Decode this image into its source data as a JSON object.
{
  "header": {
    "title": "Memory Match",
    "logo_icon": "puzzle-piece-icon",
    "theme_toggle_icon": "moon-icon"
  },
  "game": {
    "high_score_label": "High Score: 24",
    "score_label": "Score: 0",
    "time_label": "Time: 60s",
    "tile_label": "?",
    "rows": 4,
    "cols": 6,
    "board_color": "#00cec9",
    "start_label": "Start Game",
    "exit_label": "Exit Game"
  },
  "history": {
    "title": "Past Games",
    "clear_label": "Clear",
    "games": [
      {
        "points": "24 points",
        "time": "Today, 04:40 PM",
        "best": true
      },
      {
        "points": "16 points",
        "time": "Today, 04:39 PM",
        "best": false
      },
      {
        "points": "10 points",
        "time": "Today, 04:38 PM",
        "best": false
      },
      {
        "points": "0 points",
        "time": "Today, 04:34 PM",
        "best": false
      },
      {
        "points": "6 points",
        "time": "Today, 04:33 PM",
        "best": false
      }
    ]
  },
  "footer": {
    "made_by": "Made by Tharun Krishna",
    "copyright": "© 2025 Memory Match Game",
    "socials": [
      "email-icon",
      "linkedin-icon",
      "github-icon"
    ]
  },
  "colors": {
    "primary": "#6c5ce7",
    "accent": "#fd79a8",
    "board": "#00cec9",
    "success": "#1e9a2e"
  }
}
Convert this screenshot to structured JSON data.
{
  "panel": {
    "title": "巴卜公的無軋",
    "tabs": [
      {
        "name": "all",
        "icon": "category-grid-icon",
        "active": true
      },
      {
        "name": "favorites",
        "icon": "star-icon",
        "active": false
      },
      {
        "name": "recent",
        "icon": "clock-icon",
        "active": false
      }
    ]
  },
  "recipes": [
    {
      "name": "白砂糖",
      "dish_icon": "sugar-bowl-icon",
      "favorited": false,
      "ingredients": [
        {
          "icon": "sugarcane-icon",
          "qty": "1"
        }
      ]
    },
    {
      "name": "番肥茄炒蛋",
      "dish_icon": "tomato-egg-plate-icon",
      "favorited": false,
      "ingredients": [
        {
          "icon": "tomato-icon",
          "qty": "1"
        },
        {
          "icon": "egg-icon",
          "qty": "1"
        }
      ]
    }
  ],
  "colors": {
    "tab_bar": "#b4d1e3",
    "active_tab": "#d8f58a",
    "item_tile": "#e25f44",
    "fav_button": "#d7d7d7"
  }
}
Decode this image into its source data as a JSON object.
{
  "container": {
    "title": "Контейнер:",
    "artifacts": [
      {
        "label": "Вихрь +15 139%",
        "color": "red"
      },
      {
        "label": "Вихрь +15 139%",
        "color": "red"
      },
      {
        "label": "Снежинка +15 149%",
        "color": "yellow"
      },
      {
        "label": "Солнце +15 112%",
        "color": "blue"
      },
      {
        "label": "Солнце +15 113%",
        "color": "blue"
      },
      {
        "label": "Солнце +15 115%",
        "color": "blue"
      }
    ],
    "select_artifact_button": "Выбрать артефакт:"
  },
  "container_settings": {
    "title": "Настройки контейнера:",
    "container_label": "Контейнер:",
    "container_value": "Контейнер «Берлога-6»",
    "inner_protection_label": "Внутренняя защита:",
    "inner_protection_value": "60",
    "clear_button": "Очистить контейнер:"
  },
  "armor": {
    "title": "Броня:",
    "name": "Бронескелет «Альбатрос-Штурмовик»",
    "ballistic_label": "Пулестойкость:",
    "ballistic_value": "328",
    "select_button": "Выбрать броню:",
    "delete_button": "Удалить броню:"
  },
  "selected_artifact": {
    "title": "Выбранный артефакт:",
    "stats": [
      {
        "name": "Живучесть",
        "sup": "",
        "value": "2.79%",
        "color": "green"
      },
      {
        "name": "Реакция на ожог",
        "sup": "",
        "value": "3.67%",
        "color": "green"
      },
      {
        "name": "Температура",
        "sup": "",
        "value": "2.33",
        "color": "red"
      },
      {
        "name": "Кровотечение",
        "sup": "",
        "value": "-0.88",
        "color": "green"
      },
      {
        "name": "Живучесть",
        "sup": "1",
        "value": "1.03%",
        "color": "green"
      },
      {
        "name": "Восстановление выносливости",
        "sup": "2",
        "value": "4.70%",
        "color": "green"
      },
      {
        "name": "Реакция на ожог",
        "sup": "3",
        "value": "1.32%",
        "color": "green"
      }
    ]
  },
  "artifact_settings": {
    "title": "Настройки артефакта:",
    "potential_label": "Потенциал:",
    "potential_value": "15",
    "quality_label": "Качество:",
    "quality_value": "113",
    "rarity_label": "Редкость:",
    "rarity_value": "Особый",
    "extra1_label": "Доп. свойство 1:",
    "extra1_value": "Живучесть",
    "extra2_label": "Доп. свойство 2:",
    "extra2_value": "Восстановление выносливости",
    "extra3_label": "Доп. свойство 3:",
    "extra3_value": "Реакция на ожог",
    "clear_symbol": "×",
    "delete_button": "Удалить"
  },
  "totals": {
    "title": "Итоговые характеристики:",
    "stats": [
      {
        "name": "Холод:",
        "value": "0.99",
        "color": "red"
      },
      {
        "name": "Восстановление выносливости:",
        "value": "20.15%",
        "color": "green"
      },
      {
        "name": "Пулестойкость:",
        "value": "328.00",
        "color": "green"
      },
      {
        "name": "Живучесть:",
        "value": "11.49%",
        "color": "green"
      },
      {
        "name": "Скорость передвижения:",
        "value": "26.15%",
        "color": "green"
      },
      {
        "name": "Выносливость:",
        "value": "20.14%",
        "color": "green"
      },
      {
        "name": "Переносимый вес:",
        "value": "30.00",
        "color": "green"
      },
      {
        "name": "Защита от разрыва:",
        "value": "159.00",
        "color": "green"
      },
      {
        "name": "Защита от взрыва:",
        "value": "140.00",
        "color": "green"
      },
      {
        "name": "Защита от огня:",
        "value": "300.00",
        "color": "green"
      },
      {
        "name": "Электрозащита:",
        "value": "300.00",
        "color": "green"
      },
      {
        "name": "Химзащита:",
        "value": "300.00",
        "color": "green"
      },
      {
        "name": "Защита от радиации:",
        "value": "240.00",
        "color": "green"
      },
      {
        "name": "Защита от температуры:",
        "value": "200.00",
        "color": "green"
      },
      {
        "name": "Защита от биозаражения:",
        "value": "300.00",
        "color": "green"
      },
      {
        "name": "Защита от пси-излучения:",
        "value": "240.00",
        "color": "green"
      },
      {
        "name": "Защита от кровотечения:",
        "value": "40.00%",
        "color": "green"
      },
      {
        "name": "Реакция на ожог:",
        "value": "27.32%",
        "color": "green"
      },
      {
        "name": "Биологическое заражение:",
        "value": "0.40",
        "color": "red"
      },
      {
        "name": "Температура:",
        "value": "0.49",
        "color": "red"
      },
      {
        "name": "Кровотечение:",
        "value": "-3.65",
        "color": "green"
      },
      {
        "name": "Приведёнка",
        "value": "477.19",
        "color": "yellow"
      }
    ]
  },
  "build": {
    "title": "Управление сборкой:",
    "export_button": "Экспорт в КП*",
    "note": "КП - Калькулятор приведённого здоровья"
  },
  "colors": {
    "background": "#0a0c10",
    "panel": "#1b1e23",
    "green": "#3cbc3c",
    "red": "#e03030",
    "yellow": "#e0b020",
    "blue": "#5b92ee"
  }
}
◆ ◆ ◆ ◆ ◆
**TASK STATEMENT:**
Retype the whole listing above exactly.

**RESULT OF THE EXERCISE:**
Decode this image into its source data as a JSON object.
{
  "header": {
    "title": "Memory Match",
    "logo_icon": "puzzle-piece-icon",
    "theme_toggle_icon": "moon-icon"
  },
  "game": {
    "high_score_label": "High Score: 24",
    "score_label": "Score: 0",
    "time_label": "Time: 60s",
    "tile_label": "?",
    "rows": 4,
    "cols": 6,
    "board_color": "#00cec9",
    "start_label": "Start Game",
    "exit_label": "Exit Game"
  },
  "history": {
    "title": "Past Games",
    "clear_label": "Clear",
    "games": [
      {
        "points": "24 points",
        "time": "Today, 04:40 PM",
        "best": true
      },
      {
        "points": "16 points",
        "time": "Today, 04:39 PM",
        "best": false
      },
      {
        "points": "10 points",
        "time": "Today, 04:38 PM",
        "best": false
      },
      {
        "points": "0 points",
        "time": "Today, 04:34 PM",
        "best": false
      },
      {
        "points": "6 points",
        "time": "Today, 04:33 PM",
        "best": false
      }
    ]
  },
  "footer": {
    "made_by": "Made by Tharun Krishna",
    "copyright": "© 2025 Memory Match Game",
    "socials": [
      "email-icon",
      "linkedin-icon",
      "github-icon"
    ]
  },
  "colors": {
    "primary": "#6c5ce7",
    "accent": "#fd79a8",
    "board": "#00cec9",
    "success": "#1e9a2e"
  }
}
Convert this screenshot to structured JSON data.
{
  "panel": {
    "title": "巴卜公的無軋",
    "tabs": [
      {
        "name": "all",
        "icon": "category-grid-icon",
        "active": true
      },
      {
        "name": "favorites",
        "icon": "star-icon",
        "active": false
      },
      {
        "name": "recent",
        "icon": "clock-icon",
        "active": false
      }
    ]
  },
  "recipes": [
    {
      "name": "白砂糖",
      "dish_icon": "sugar-bowl-icon",
      "favorited": false,
      "ingredients": [
        {
          "icon": "sugarcane-icon",
          "qty": "1"
        }
      ]
    },
    {
      "name": "番肥茄炒蛋",
      "dish_icon": "tomato-egg-plate-icon",
      "favorited": false,
      "ingredients": [
        {
          "icon": "tomato-icon",
          "qty": "1"
        },
        {
          "icon": "egg-icon",
          "qty": "1"
        }
      ]
    }
  ],
  "colors": {
    "tab_bar": "#b4d1e3",
    "active_tab": "#d8f58a",
    "item_tile": "#e25f44",
    "fav_button": "#d7d7d7"
  }
}
Decode this image into its source data as a JSON object.
{
  "container": {
    "title": "Контейнер:",
    "artifacts": [
      {
        "label": "Вихрь +15 139%",
        "color": "red"
      },
      {
        "label": "Вихрь +15 139%",
        "color": "red"
      },
      {
        "label": "Снежинка +15 149%",
        "color": "yellow"
      },
      {
        "label": "Солнце +15 112%",
        "color": "blue"
      },
      {
        "label": "Солнце +15 113%",
        "color": "blue"
      },
      {
        "label": "Солнце +15 115%",
        "color": "blue"
      }
    ],
    "select_artifact_button": "Выбрать артефакт:"
  },
  "container_settings": {
    "title": "Настройки контейнера:",
    "container_label": "Контейнер:",
    "container_value": "Контейнер «Берлога-6»",
    "inner_protection_label": "Внутренняя защита:",
    "inner_protection_value": "60",
    "clear_button": "Очистить контейнер:"
  },
  "armor": {
    "title": "Броня:",
    "name": "Бронескелет «Альбатрос-Штурмовик»",
    "ballistic_label": "Пулестойкость:",
    "ballistic_value": "328",
    "select_button": "Выбрать броню:",
    "delete_button": "Удалить броню:"
  },
  "selected_artifact": {
    "title": "Выбранный артефакт:",
    "stats": [
      {
        "name": "Живучесть",
        "sup": "",
        "value": "2.79%",
        "color": "green"
      },
      {
        "name": "Реакция на ожог",
        "sup": "",
        "value": "3.67%",
        "color": "green"
      },
      {
        "name": "Температура",
        "sup": "",
        "value": "2.33",
        "color": "red"
      },
      {
        "name": "Кровотечение",
        "sup": "",
        "value": "-0.88",
        "color": "green"
      },
      {
        "name": "Живучесть",
        "sup": "1",
        "value": "1.03%",
        "color": "green"
      },
      {
        "name": "Восстановление выносливости",
        "sup": "2",
        "value": "4.70%",
        "color": "green"
      },
      {
        "name": "Реакция на ожог",
        "sup": "3",
        "value": "1.32%",
        "color": "green"
      }
    ]
  },
  "artifact_settings": {
    "title": "Настройки артефакта:",
    "potential_label": "Потенциал:",
    "potential_value": "15",
    "quality_label": "Качество:",
    "quality_value": "113",
    "rarity_label": "Редкость:",
    "rarity_value": "Особый",
    "extra1_label": "Доп. свойство 1:",
    "extra1_value": "Живучесть",
    "extra2_label": "Доп. свойство 2:",
    "extra2_value": "Восстановление выносливости",
    "extra3_label": "Доп. свойство 3:",
    "extra3_value": "Реакция на ожог",
    "clear_symbol": "×",
    "delete_button": "Удалить"
  },
  "totals": {
    "title": "Итоговые характеристики:",
    "stats": [
      {
        "name": "Холод:",
        "value": "0.99",
        "color": "red"
      },
      {
        "name": "Восстановление выносливости:",
        "value": "20.15%",
        "color": "green"
      },
      {
        "name": "Пулестойкость:",
        "value": "328.00",
        "color": "green"
      },
      {
        "name": "Живучесть:",
        "value": "11.49%",
        "color": "green"
      },
      {
        "name": "Скорость передвижения:",
        "value": "26.15%",
        "color": "green"
      },
      {
        "name": "Выносливость:",
        "value": "20.14%",
        "color": "green"
      },
      {
        "name": "Переносимый вес:",
        "value": "30.00",
        "color": "green"
      },
      {
        "name": "Защита от разрыва:",
        "value": "159.00",
        "color": "green"
      },
      {
        "name": "Защита от взрыва:",
        "value": "140.00",
        "color": "green"
      },
      {
        "name": "Защита от огня:",
        "value": "300.00",
        "color": "green"
      },
      {
        "name": "Электрозащита:",
        "value": "300.00",
        "color": "green"
      },
      {
        "name": "Химзащита:",
        "value": "300.00",
        "color": "green"
      },
      {
        "name": "Защита от радиации:",
        "value": "240.00",
        "color": "green"
      },
      {
        "name": "Защита от температуры:",
        "value": "200.00",
        "color": "green"
      },
      {
        "name": "Защита от биозаражения:",
        "value": "300.00",
        "color": "green"
      },
      {
        "name": "Защита от пси-излучения:",
        "value": "240.00",
        "color": "green"
      },
      {
        "name": "Защита от кровотечения:",
        "value": "40.00%",
        "color": "green"
      },
      {
        "name": "Реакция на ожог:",
        "value": "27.32%",
        "color": "green"
      },
      {
        "name": "Биологическое заражение:",
        "value": "0.40",
        "color": "red"
      },
      {
        "name": "Температура:",
        "value": "0.49",
        "color": "red"
      },
      {
        "name": "Кровотечение:",
        "value": "-3.65",
        "color": "green"
      },
      {
        "name": "Приведёнка",
        "value": "477.19",
        "color": "yellow"
      }
    ]
  },
  "build": {
    "title": "Управление сборкой:",
    "export_button": "Экспорт в КП*",
    "note": "КП - Калькулятор приведённого здоровья"
  },
  "colors": {
    "background": "#0a0c10",
    "panel": "#1b1e23",
    "green": "#3cbc3c",
    "red": "#e03030",
    "yellow": "#e0b020",
    "blue": "#5b92ee"
  }
}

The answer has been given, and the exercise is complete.